Exercise objective. Quote the listing below in full and exactly as written, but omit every picture.

Stored rows start

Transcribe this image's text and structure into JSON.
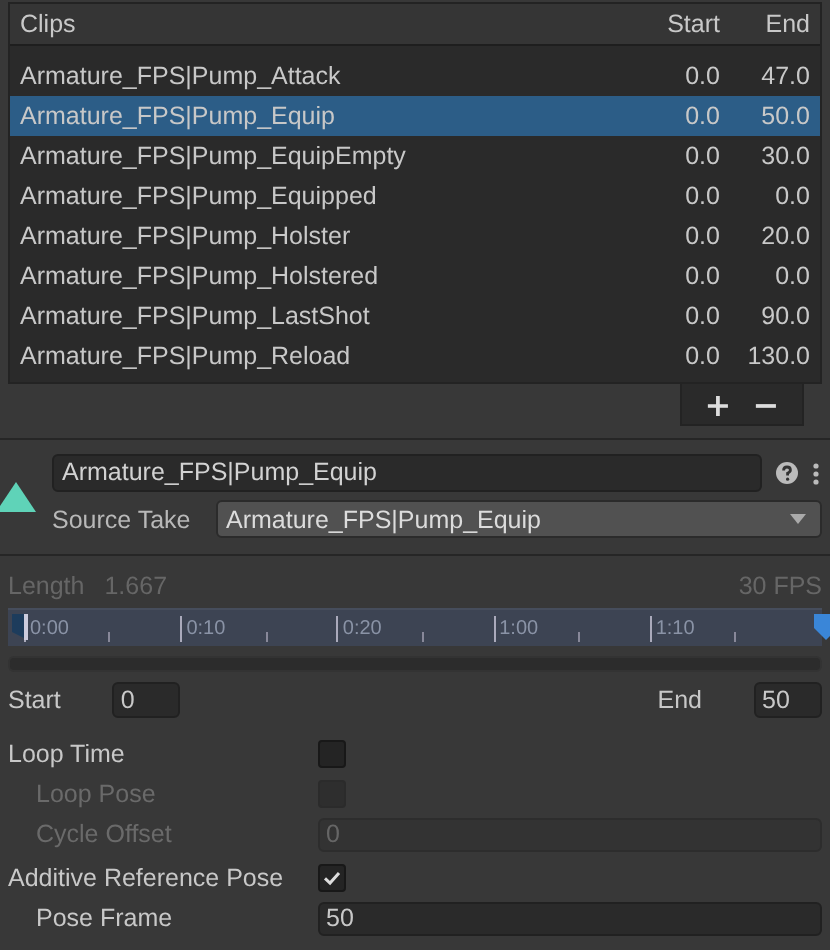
{
  "clips": {
    "header": {
      "name": "Clips",
      "start": "Start",
      "end": "End"
    },
    "rows": [
      {
        "name": "Armature_FPS|Pump_Attack",
        "start": "0.0",
        "end": "47.0",
        "selected": false
      },
      {
        "name": "Armature_FPS|Pump_Equip",
        "start": "0.0",
        "end": "50.0",
        "selected": true
      },
      {
        "name": "Armature_FPS|Pump_EquipEmpty",
        "start": "0.0",
        "end": "30.0",
        "selected": false
      },
      {
        "name": "Armature_FPS|Pump_Equipped",
        "start": "0.0",
        "end": "0.0",
        "selected": false
      },
      {
        "name": "Armature_FPS|Pump_Holster",
        "start": "0.0",
        "end": "20.0",
        "selected": false
      },
      {
        "name": "Armature_FPS|Pump_Holstered",
        "start": "0.0",
        "end": "0.0",
        "selected": false
      },
      {
        "name": "Armature_FPS|Pump_LastShot",
        "start": "0.0",
        "end": "90.0",
        "selected": false
      },
      {
        "name": "Armature_FPS|Pump_Reload",
        "start": "0.0",
        "end": "130.0",
        "selected": false
      }
    ],
    "buttons": [
      "+",
      "−"
    ]
  },
  "clip_name": "Armature_FPS|Pump_Equip",
  "source_take": {
    "label": "Source Take",
    "value": "Armature_FPS|Pump_Equip"
  },
  "length": {
    "label": "Length",
    "value": "1.667",
    "fps": "30 FPS"
  },
  "timeline": {
    "ticks": [
      "0:00",
      "0:10",
      "0:20",
      "1:00",
      "1:10"
    ],
    "markers": [
      {
        "kind": "start",
        "level": 0
      },
      {
        "kind": "end",
        "level": 1
      }
    ]
  },
  "range": {
    "start_label": "Start",
    "start": "0",
    "end_label": "End",
    "end": "50"
  },
  "settings": [
    {
      "kind": "checkbox",
      "label": "Loop Time",
      "checked": false,
      "disabled": false,
      "children": [
        {
          "kind": "checkbox",
          "label": "Loop Pose",
          "checked": false,
          "disabled": true
        },
        {
          "kind": "field",
          "label": "Cycle Offset",
          "value": "0",
          "disabled": true
        }
      ]
    },
    {
      "kind": "checkbox",
      "label": "Additive Reference Pose",
      "checked": true,
      "disabled": false,
      "children": [
        {
          "kind": "field",
          "label": "Pose Frame",
          "value": "50",
          "disabled": false
        }
      ]
    }
  ]
}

Stored rows end

Response for this exercise.
Transcribe this image's text and structure into JSON.
{
  "clips": {
    "header": {
      "name": "Clips",
      "start": "Start",
      "end": "End"
    },
    "rows": [
      {
        "name": "Armature_FPS|Pump_Attack",
        "start": "0.0",
        "end": "47.0",
        "selected": false
      },
      {
        "name": "Armature_FPS|Pump_Equip",
        "start": "0.0",
        "end": "50.0",
        "selected": true
      },
      {
        "name": "Armature_FPS|Pump_EquipEmpty",
        "start": "0.0",
        "end": "30.0",
        "selected": false
      },
      {
        "name": "Armature_FPS|Pump_Equipped",
        "start": "0.0",
        "end": "0.0",
        "selected": false
      },
      {
        "name": "Armature_FPS|Pump_Holster",
        "start": "0.0",
        "end": "20.0",
        "selected": false
      },
      {
        "name": "Armature_FPS|Pump_Holstered",
        "start": "0.0",
        "end": "0.0",
        "selected": false
      },
      {
        "name": "Armature_FPS|Pump_LastShot",
        "start": "0.0",
        "end": "90.0",
        "selected": false
      },
      {
        "name": "Armature_FPS|Pump_Reload",
        "start": "0.0",
        "end": "130.0",
        "selected": false
      }
    ],
    "buttons": [
      "+",
      "−"
    ]
  },
  "clip_name": "Armature_FPS|Pump_Equip",
  "source_take": {
    "label": "Source Take",
    "value": "Armature_FPS|Pump_Equip"
  },
  "length": {
    "label": "Length",
    "value": "1.667",
    "fps": "30 FPS"
  },
  "timeline": {
    "ticks": [
      "0:00",
      "0:10",
      "0:20",
      "1:00",
      "1:10"
    ],
    "markers": [
      {
        "kind": "start",
        "level": 0
      },
      {
        "kind": "end",
        "level": 1
      }
    ]
  },
  "range": {
    "start_label": "Start",
    "start": "0",
    "end_label": "End",
    "end": "50"
  },
  "settings": [
    {
      "kind": "checkbox",
      "label": "Loop Time",
      "checked": false,
      "disabled": false,
      "children": [
        {
          "kind": "checkbox",
          "label": "Loop Pose",
          "checked": false,
          "disabled": true
        },
        {
          "kind": "field",
          "label": "Cycle Offset",
          "value": "0",
          "disabled": true
        }
      ]
    },
    {
      "kind": "checkbox",
      "label": "Additive Reference Pose",
      "checked": true,
      "disabled": false,
      "children": [
        {
          "kind": "field",
          "label": "Pose Frame",
          "value": "50",
          "disabled": false
        }
      ]
    }
  ]
}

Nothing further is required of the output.